Repeat each entry exactly. Drop every image.
====== Records supplied ======
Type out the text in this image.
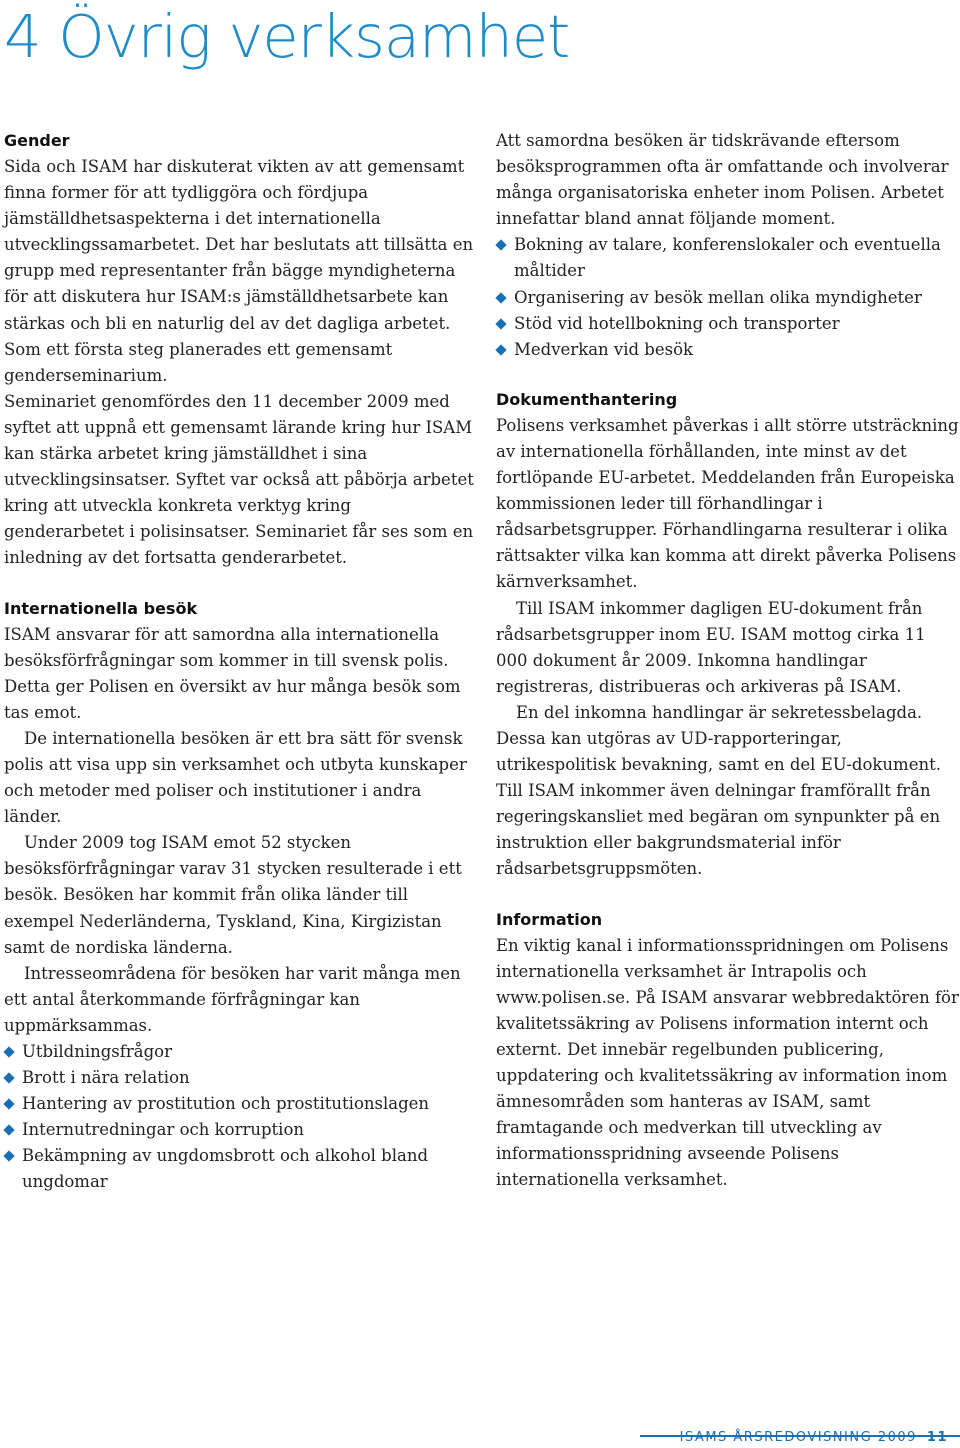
4 Övrig verksamhet
Gender

Sida och ISAM har diskuterat vikten av att gemensamt finna former för att tydliggöra och fördjupa jämställdhetsaspekterna i det internationella utvecklingssamarbetet. Det har beslutats att tillsätta en grupp med representanter från bägge myndigheterna för att diskutera hur ISAM:s jämställdhetsarbete kan stärkas och bli en naturlig del av det dagliga arbetet. Som ett första steg planerades ett gemensamt genderseminarium.

Seminariet genomfördes den 11 december 2009 med syftet att uppnå ett gemensamt lärande kring hur ISAM kan stärka arbetet kring jämställdhet i sina utvecklingsinsatser. Syftet var också att påbörja arbetet kring att utveckla konkreta verktyg kring genderarbetet i polisinsatser. Seminariet får ses som en inledning av det fortsatta genderarbetet.

Internationella besök

ISAM ansvarar för att samordna alla internationella besöksförfrågningar som kommer in till svensk polis. Detta ger Polisen en översikt av hur många besök som tas emot.

De internationella besöken är ett bra sätt för svensk polis att visa upp sin verksamhet och utbyta kunskaper och metoder med poliser och institutioner i andra länder.

Under 2009 tog ISAM emot 52 stycken besöksförfrågningar varav 31 stycken resulterade i ett besök. Besöken har kommit från olika länder till exempel Nederländerna, Tyskland, Kina, Kirgizistan samt de nordiska länderna.

Intresseområdena för besöken har varit många men ett antal återkommande förfrågningar kan uppmärksammas.

Utbildningsfrågor
Brott i nära relation
Hantering av prostitution och prostitutionslagen
Internutredningar och korruption
Bekämpning av ungdomsbrott och alkohol bland ungdomar

Att samordna besöken är tidskrävande eftersom besöksprogrammen ofta är omfattande och involverar många organisatoriska enheter inom Polisen. Arbetet innefattar bland annat följande moment.

Bokning av talare, konferenslokaler och eventuella måltider
Organisering av besök mellan olika myndigheter
Stöd vid hotellbokning och transporter
Medverkan vid besök
Dokumenthantering

Polisens verksamhet påverkas i allt större utsträckning av internationella förhållanden, inte minst av det fortlöpande EU-arbetet. Meddelanden från Europeiska kommissionen leder till förhandlingar i rådsarbetsgrupper. Förhandlingarna resulterar i olika rättsakter vilka kan komma att direkt påverka Polisens kärnverksamhet.

Till ISAM inkommer dagligen EU-dokument från rådsarbetsgrupper inom EU. ISAM mottog cirka 11 000 dokument år 2009. Inkomna handlingar registreras, distribueras och arkiveras på ISAM.

En del inkomna handlingar är sekretessbelagda. Dessa kan utgöras av UD-rapporteringar, utrikespolitisk bevakning, samt en del EU-dokument. Till ISAM inkommer även delningar framförallt från regeringskansliet med begäran om synpunkter på en instruktion eller bakgrundsmaterial inför rådsarbetsgruppsmöten.

Information

En viktig kanal i informationsspridningen om Polisens internationella verksamhet är Intrapolis och www.polisen.se. På ISAM ansvarar webbredaktören för kvalitetssäkring av Polisens information internt och externt. Det innebär regelbunden publicering, uppdatering och kvalitetssäkring av information inom ämnesområden som hanteras av ISAM, samt framtagande och medverkan till utveckling av informationsspridning avseende Polisens internationella verksamhet.

ISAMS ÅRSREDOVISNING 2009 11
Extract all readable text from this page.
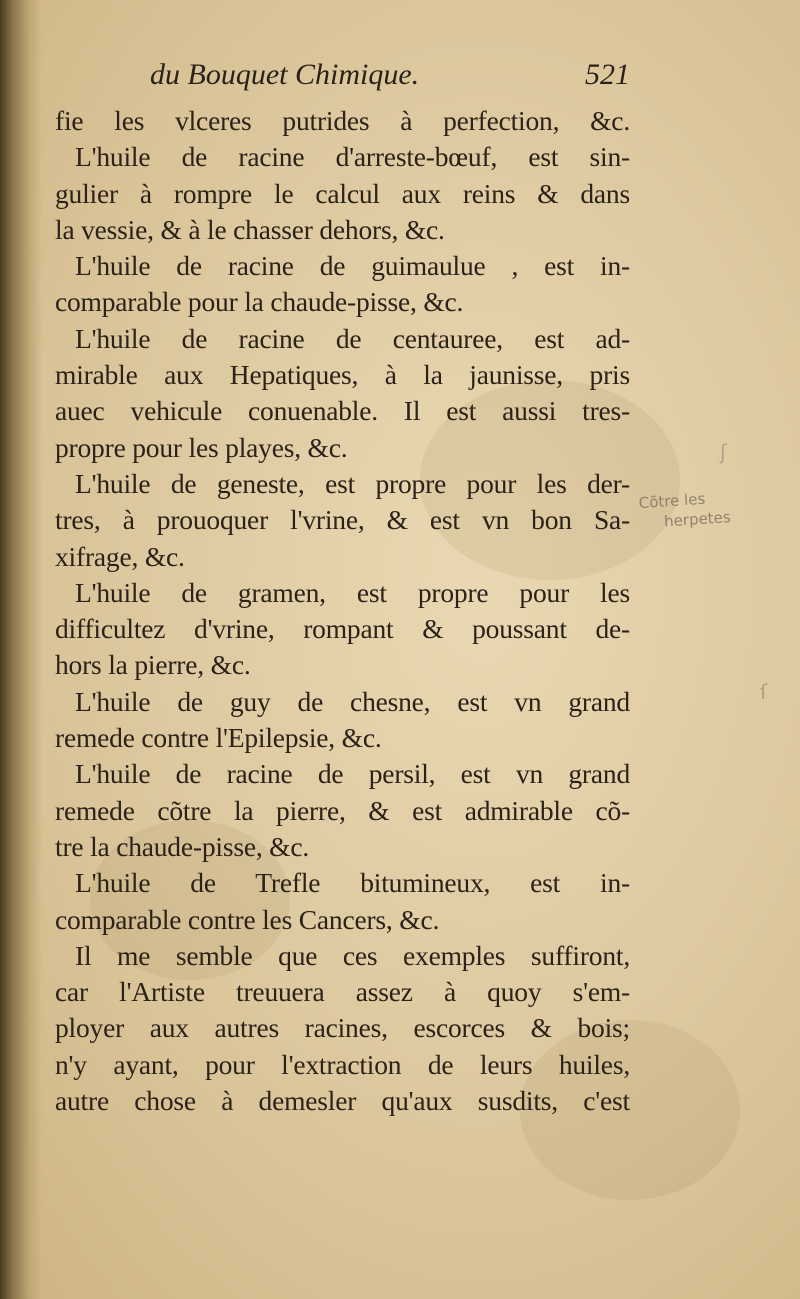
du Bouquet Chimique.	521
fie les vlceres putrides à perfection, &c.
L'huile de racine d'arreste-bœuf, est sin-
gulier à rompre le calcul aux reins & dans
la vessie, & à le chasser dehors, &c.
L'huile de racine de guimaulue , est in-
comparable pour la chaude-pisse, &c.
L'huile de racine de centauree, est ad-
mirable aux Hepatiques, à la jaunisse, pris
auec vehicule conuenable. Il est aussi tres-
propre pour les playes, &c.
L'huile de geneste, est propre pour les der-
tres, à prouoquer l'vrine, & est vn bon Sa-
xifrage, &c.
L'huile de gramen, est propre pour les
difficultez d'vrine, rompant & poussant de-
hors la pierre, &c.
L'huile de guy de chesne, est vn grand
remede contre l'Epilepsie, &c.
L'huile de racine de persil, est vn grand
remede cõtre la pierre, & est admirable cõ-
tre la chaude-pisse, &c.
L'huile de Trefle bitumineux, est in-
comparable contre les Cancers, &c.
Il me semble que ces exemples suffiront,
car l'Artiste treuuera assez à quoy s'em-
ployer aux autres racines, escorces & bois;
n'y ayant, pour l'extraction de leurs huiles,
autre chose à demesler qu'aux susdits, c'est
Cõtre les
herpetes
ʃ
ſ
======
Exercise solution
Type out the text in this image.
4 Övrig verksamhet
Gender

Sida och ISAM har diskuterat vikten av att gemensamt finna former för att tydliggöra och fördjupa jämställdhetsaspekterna i det internationella utvecklingssamarbetet. Det har beslutats att tillsätta en grupp med representanter från bägge myndigheterna för att diskutera hur ISAM:s jämställdhetsarbete kan stärkas och bli en naturlig del av det dagliga arbetet. Som ett första steg planerades ett gemensamt genderseminarium.

Seminariet genomfördes den 11 december 2009 med syftet att uppnå ett gemensamt lärande kring hur ISAM kan stärka arbetet kring jämställdhet i sina utvecklingsinsatser. Syftet var också att påbörja arbetet kring att utveckla konkreta verktyg kring genderarbetet i polisinsatser. Seminariet får ses som en inledning av det fortsatta genderarbetet.

Internationella besök

ISAM ansvarar för att samordna alla internationella besöksförfrågningar som kommer in till svensk polis. Detta ger Polisen en översikt av hur många besök som tas emot.

De internationella besöken är ett bra sätt för svensk polis att visa upp sin verksamhet och utbyta kunskaper och metoder med poliser och institutioner i andra länder.

Under 2009 tog ISAM emot 52 stycken besöksförfrågningar varav 31 stycken resulterade i ett besök. Besöken har kommit från olika länder till exempel Nederländerna, Tyskland, Kina, Kirgizistan samt de nordiska länderna.

Intresseområdena för besöken har varit många men ett antal återkommande förfrågningar kan uppmärksammas.

Utbildningsfrågor
Brott i nära relation
Hantering av prostitution och prostitutionslagen
Internutredningar och korruption
Bekämpning av ungdomsbrott och alkohol bland ungdomar

Att samordna besöken är tidskrävande eftersom besöksprogrammen ofta är omfattande och involverar många organisatoriska enheter inom Polisen. Arbetet innefattar bland annat följande moment.

Bokning av talare, konferenslokaler och eventuella måltider
Organisering av besök mellan olika myndigheter
Stöd vid hotellbokning och transporter
Medverkan vid besök
Dokumenthantering

Polisens verksamhet påverkas i allt större utsträckning av internationella förhållanden, inte minst av det fortlöpande EU-arbetet. Meddelanden från Europeiska kommissionen leder till förhandlingar i rådsarbetsgrupper. Förhandlingarna resulterar i olika rättsakter vilka kan komma att direkt påverka Polisens kärnverksamhet.

Till ISAM inkommer dagligen EU-dokument från rådsarbetsgrupper inom EU. ISAM mottog cirka 11 000 dokument år 2009. Inkomna handlingar registreras, distribueras och arkiveras på ISAM.

En del inkomna handlingar är sekretessbelagda. Dessa kan utgöras av UD-rapporteringar, utrikespolitisk bevakning, samt en del EU-dokument. Till ISAM inkommer även delningar framförallt från regeringskansliet med begäran om synpunkter på en instruktion eller bakgrundsmaterial inför rådsarbetsgruppsmöten.

Information

En viktig kanal i informationsspridningen om Polisens internationella verksamhet är Intrapolis och www.polisen.se. På ISAM ansvarar webbredaktören för kvalitetssäkring av Polisens information internt och externt. Det innebär regelbunden publicering, uppdatering och kvalitetssäkring av information inom ämnesområden som hanteras av ISAM, samt framtagande och medverkan till utveckling av informationsspridning avseende Polisens internationella verksamhet.

ISAMS ÅRSREDOVISNING 2009 11
Extract all readable text from this page.
du Bouquet Chimique.	521
fie les vlceres putrides à perfection, &c.
L'huile de racine d'arreste-bœuf, est sin-
gulier à rompre le calcul aux reins & dans
la vessie, & à le chasser dehors, &c.
L'huile de racine de guimaulue , est in-
comparable pour la chaude-pisse, &c.
L'huile de racine de centauree, est ad-
mirable aux Hepatiques, à la jaunisse, pris
auec vehicule conuenable. Il est aussi tres-
propre pour les playes, &c.
L'huile de geneste, est propre pour les der-
tres, à prouoquer l'vrine, & est vn bon Sa-
xifrage, &c.
L'huile de gramen, est propre pour les
difficultez d'vrine, rompant & poussant de-
hors la pierre, &c.
L'huile de guy de chesne, est vn grand
remede contre l'Epilepsie, &c.
L'huile de racine de persil, est vn grand
remede cõtre la pierre, & est admirable cõ-
tre la chaude-pisse, &c.
L'huile de Trefle bitumineux, est in-
comparable contre les Cancers, &c.
Il me semble que ces exemples suffiront,
car l'Artiste treuuera assez à quoy s'em-
ployer aux autres racines, escorces & bois;
n'y ayant, pour l'extraction de leurs huiles,
autre chose à demesler qu'aux susdits, c'est
Cõtre les
herpetes
ʃ
ſ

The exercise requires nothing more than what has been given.